### Requirement
Copy out every record precisely.

- - -

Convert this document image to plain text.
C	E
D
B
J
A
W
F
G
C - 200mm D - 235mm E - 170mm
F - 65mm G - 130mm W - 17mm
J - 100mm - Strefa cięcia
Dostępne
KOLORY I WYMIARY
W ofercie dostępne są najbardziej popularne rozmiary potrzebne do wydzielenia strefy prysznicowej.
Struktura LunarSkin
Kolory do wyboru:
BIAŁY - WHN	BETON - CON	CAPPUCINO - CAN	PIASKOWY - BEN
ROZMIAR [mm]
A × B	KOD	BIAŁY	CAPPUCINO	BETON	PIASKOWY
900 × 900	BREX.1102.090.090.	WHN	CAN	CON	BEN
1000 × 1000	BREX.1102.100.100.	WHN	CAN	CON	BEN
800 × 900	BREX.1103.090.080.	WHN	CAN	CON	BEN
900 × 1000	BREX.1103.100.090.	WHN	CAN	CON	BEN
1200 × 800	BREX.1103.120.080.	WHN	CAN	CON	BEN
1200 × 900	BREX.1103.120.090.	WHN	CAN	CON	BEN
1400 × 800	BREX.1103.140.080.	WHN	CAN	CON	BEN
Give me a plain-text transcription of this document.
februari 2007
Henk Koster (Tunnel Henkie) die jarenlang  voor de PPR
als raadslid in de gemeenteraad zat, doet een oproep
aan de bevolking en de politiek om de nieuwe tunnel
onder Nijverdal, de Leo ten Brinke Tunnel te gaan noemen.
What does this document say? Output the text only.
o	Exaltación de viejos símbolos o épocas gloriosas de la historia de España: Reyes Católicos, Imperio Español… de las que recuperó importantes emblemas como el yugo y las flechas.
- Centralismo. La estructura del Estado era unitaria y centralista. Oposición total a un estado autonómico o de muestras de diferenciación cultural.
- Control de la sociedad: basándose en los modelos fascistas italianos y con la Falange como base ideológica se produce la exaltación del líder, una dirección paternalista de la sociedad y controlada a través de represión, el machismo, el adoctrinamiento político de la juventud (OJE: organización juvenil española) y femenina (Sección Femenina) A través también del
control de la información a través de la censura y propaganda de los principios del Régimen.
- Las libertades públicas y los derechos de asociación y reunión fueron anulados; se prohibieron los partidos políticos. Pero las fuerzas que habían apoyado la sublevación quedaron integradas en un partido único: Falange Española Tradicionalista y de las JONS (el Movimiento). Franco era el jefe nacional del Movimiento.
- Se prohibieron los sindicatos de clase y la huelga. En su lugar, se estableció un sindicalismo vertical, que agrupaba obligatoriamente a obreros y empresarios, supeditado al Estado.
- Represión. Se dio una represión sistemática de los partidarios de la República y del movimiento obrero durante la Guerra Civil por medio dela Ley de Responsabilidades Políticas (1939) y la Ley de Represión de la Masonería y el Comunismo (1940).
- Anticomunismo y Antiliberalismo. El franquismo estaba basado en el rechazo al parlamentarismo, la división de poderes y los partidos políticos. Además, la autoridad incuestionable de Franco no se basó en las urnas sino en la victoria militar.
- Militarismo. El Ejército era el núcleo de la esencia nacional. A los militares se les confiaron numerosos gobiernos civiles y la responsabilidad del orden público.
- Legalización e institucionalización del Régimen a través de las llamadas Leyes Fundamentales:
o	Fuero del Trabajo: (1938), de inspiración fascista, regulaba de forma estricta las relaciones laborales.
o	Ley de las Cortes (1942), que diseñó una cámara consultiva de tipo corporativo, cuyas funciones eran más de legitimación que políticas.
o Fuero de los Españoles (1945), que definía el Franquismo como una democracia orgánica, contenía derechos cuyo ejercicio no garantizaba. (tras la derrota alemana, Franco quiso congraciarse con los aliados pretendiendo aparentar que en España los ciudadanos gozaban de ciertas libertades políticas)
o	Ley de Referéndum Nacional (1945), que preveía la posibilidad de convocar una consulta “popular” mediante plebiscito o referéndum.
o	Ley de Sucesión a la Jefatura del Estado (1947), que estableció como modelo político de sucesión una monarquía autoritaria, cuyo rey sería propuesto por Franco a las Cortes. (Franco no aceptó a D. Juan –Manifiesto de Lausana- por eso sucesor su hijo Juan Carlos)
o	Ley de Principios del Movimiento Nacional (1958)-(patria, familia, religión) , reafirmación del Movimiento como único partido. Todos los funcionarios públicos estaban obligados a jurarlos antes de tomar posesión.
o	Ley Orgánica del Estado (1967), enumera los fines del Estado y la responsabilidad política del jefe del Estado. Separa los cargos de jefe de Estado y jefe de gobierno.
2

- - -

### Task answer
Convert this document image to plain text.
C	E
D
B
J
A
W
F
G
C - 200mm D - 235mm E - 170mm
F - 65mm G - 130mm W - 17mm
J - 100mm - Strefa cięcia
Dostępne
KOLORY I WYMIARY
W ofercie dostępne są najbardziej popularne rozmiary potrzebne do wydzielenia strefy prysznicowej.
Struktura LunarSkin
Kolory do wyboru:
BIAŁY - WHN	BETON - CON	CAPPUCINO - CAN	PIASKOWY - BEN
ROZMIAR [mm]
A × B	KOD	BIAŁY	CAPPUCINO	BETON	PIASKOWY
900 × 900	BREX.1102.090.090.	WHN	CAN	CON	BEN
1000 × 1000	BREX.1102.100.100.	WHN	CAN	CON	BEN
800 × 900	BREX.1103.090.080.	WHN	CAN	CON	BEN
900 × 1000	BREX.1103.100.090.	WHN	CAN	CON	BEN
1200 × 800	BREX.1103.120.080.	WHN	CAN	CON	BEN
1200 × 900	BREX.1103.120.090.	WHN	CAN	CON	BEN
1400 × 800	BREX.1103.140.080.	WHN	CAN	CON	BEN
Give me a plain-text transcription of this document.
februari 2007
Henk Koster (Tunnel Henkie) die jarenlang  voor de PPR
als raadslid in de gemeenteraad zat, doet een oproep
aan de bevolking en de politiek om de nieuwe tunnel
onder Nijverdal, de Leo ten Brinke Tunnel te gaan noemen.
What does this document say? Output the text only.
o	Exaltación de viejos símbolos o épocas gloriosas de la historia de España: Reyes Católicos, Imperio Español… de las que recuperó importantes emblemas como el yugo y las flechas.
- Centralismo. La estructura del Estado era unitaria y centralista. Oposición total a un estado autonómico o de muestras de diferenciación cultural.
- Control de la sociedad: basándose en los modelos fascistas italianos y con la Falange como base ideológica se produce la exaltación del líder, una dirección paternalista de la sociedad y controlada a través de represión, el machismo, el adoctrinamiento político de la juventud (OJE: organización juvenil española) y femenina (Sección Femenina) A través también del
control de la información a través de la censura y propaganda de los principios del Régimen.
- Las libertades públicas y los derechos de asociación y reunión fueron anulados; se prohibieron los partidos políticos. Pero las fuerzas que habían apoyado la sublevación quedaron integradas en un partido único: Falange Española Tradicionalista y de las JONS (el Movimiento). Franco era el jefe nacional del Movimiento.
- Se prohibieron los sindicatos de clase y la huelga. En su lugar, se estableció un sindicalismo vertical, que agrupaba obligatoriamente a obreros y empresarios, supeditado al Estado.
- Represión. Se dio una represión sistemática de los partidarios de la República y del movimiento obrero durante la Guerra Civil por medio dela Ley de Responsabilidades Políticas (1939) y la Ley de Represión de la Masonería y el Comunismo (1940).
- Anticomunismo y Antiliberalismo. El franquismo estaba basado en el rechazo al parlamentarismo, la división de poderes y los partidos políticos. Además, la autoridad incuestionable de Franco no se basó en las urnas sino en la victoria militar.
- Militarismo. El Ejército era el núcleo de la esencia nacional. A los militares se les confiaron numerosos gobiernos civiles y la responsabilidad del orden público.
- Legalización e institucionalización del Régimen a través de las llamadas Leyes Fundamentales:
o	Fuero del Trabajo: (1938), de inspiración fascista, regulaba de forma estricta las relaciones laborales.
o	Ley de las Cortes (1942), que diseñó una cámara consultiva de tipo corporativo, cuyas funciones eran más de legitimación que políticas.
o Fuero de los Españoles (1945), que definía el Franquismo como una democracia orgánica, contenía derechos cuyo ejercicio no garantizaba. (tras la derrota alemana, Franco quiso congraciarse con los aliados pretendiendo aparentar que en España los ciudadanos gozaban de ciertas libertades políticas)
o	Ley de Referéndum Nacional (1945), que preveía la posibilidad de convocar una consulta “popular” mediante plebiscito o referéndum.
o	Ley de Sucesión a la Jefatura del Estado (1947), que estableció como modelo político de sucesión una monarquía autoritaria, cuyo rey sería propuesto por Franco a las Cortes. (Franco no aceptó a D. Juan –Manifiesto de Lausana- por eso sucesor su hijo Juan Carlos)
o	Ley de Principios del Movimiento Nacional (1958)-(patria, familia, religión) , reafirmación del Movimiento como único partido. Todos los funcionarios públicos estaban obligados a jurarlos antes de tomar posesión.
o	Ley Orgánica del Estado (1967), enumera los fines del Estado y la responsabilidad política del jefe del Estado. Separa los cargos de jefe de Estado y jefe de gobierno.
2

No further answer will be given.